STATED TASK: Wherever "verified" appears in a line, list that line.

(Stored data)
○ ○ ○ ○
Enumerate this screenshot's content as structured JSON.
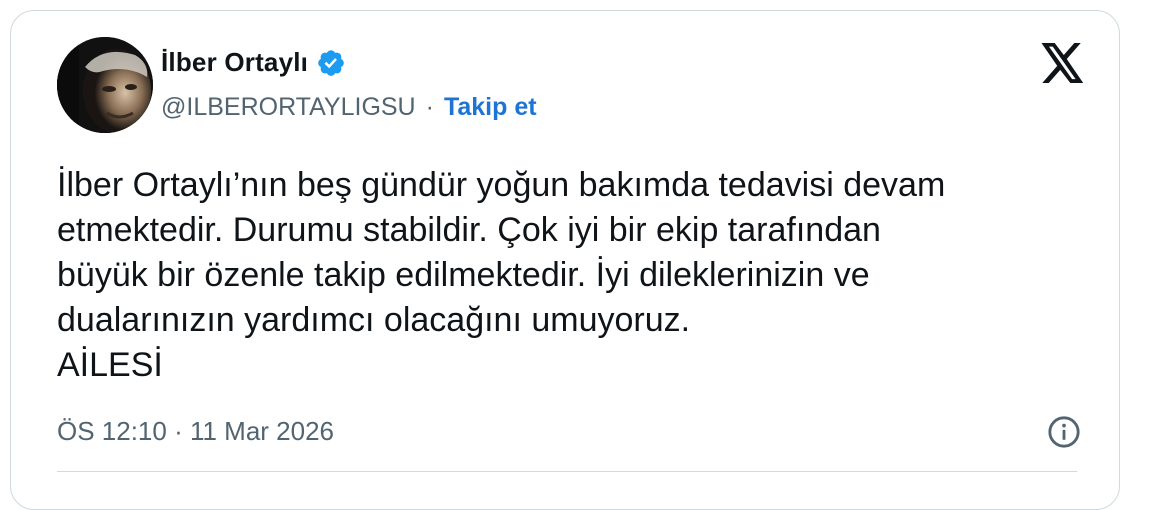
{
  "author": {
    "name": "İlber Ortaylı",
    "handle": "@ILBERORTAYLIGSU",
    "separator": "·",
    "follow_label": "Takip et"
  },
  "tweet": {
    "lines": [
      "İlber Ortaylı’nın beş gündür yoğun bakımda tedavisi devam",
      "etmektedir. Durumu stabildir. Çok iyi bir ekip tarafından",
      "büyük bir özenle takip edilmektedir. İyi dileklerinizin ve",
      "dualarınızın yardımcı olacağını umuyoruz.",
      "AİLESİ"
    ],
    "timestamp": "ÖS 12:10 · 11 Mar 2026"
  },
  "icons": {
    "verified": "verified-badge-icon",
    "platform_logo": "x-logo-icon",
    "info": "info-icon"
  },
  "colors": {
    "text": "#0f1419",
    "secondary": "#536471",
    "link": "#1d74d4",
    "verified": "#1d9bf0",
    "border": "#cfd9de"
  }
}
○ ○ ○ ○
FULL ANSWER:
    "verified": "verified-badge-icon",
    "verified": "#1d9bf0",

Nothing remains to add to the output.